-- START Supplied material --
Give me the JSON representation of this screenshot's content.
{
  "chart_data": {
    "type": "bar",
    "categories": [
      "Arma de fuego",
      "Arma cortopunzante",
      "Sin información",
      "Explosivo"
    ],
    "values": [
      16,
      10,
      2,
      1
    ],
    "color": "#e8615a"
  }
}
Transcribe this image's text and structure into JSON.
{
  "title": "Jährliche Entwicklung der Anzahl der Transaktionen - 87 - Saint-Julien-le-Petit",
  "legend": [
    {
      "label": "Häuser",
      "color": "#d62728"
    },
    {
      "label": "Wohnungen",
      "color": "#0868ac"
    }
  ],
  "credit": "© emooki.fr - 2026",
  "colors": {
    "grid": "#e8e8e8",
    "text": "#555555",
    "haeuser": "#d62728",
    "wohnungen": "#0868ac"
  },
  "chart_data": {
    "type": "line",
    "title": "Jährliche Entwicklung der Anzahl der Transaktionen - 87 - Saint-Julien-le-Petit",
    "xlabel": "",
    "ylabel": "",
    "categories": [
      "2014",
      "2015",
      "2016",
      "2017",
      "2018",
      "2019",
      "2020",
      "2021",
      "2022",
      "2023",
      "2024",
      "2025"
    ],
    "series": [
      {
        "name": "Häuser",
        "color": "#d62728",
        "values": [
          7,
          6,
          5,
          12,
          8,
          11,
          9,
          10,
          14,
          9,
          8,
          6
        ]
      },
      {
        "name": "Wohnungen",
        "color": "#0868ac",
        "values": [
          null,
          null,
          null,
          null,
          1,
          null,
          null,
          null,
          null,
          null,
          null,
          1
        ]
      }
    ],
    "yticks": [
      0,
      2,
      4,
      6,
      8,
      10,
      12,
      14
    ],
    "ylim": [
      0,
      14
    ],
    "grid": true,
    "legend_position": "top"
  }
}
-- END Supplied material --
Set problem: Write out every line of the records exactly.

Correct answer:
Give me the JSON representation of this screenshot's content.
{
  "chart_data": {
    "type": "bar",
    "categories": [
      "Arma de fuego",
      "Arma cortopunzante",
      "Sin información",
      "Explosivo"
    ],
    "values": [
      16,
      10,
      2,
      1
    ],
    "color": "#e8615a"
  }
}
Transcribe this image's text and structure into JSON.
{
  "title": "Jährliche Entwicklung der Anzahl der Transaktionen - 87 - Saint-Julien-le-Petit",
  "legend": [
    {
      "label": "Häuser",
      "color": "#d62728"
    },
    {
      "label": "Wohnungen",
      "color": "#0868ac"
    }
  ],
  "credit": "© emooki.fr - 2026",
  "colors": {
    "grid": "#e8e8e8",
    "text": "#555555",
    "haeuser": "#d62728",
    "wohnungen": "#0868ac"
  },
  "chart_data": {
    "type": "line",
    "title": "Jährliche Entwicklung der Anzahl der Transaktionen - 87 - Saint-Julien-le-Petit",
    "xlabel": "",
    "ylabel": "",
    "categories": [
      "2014",
      "2015",
      "2016",
      "2017",
      "2018",
      "2019",
      "2020",
      "2021",
      "2022",
      "2023",
      "2024",
      "2025"
    ],
    "series": [
      {
        "name": "Häuser",
        "color": "#d62728",
        "values": [
          7,
          6,
          5,
          12,
          8,
          11,
          9,
          10,
          14,
          9,
          8,
          6
        ]
      },
      {
        "name": "Wohnungen",
        "color": "#0868ac",
        "values": [
          null,
          null,
          null,
          null,
          1,
          null,
          null,
          null,
          null,
          null,
          null,
          1
        ]
      }
    ],
    "yticks": [
      0,
      2,
      4,
      6,
      8,
      10,
      12,
      14
    ],
    "ylim": [
      0,
      14
    ],
    "grid": true,
    "legend_position": "top"
  }
}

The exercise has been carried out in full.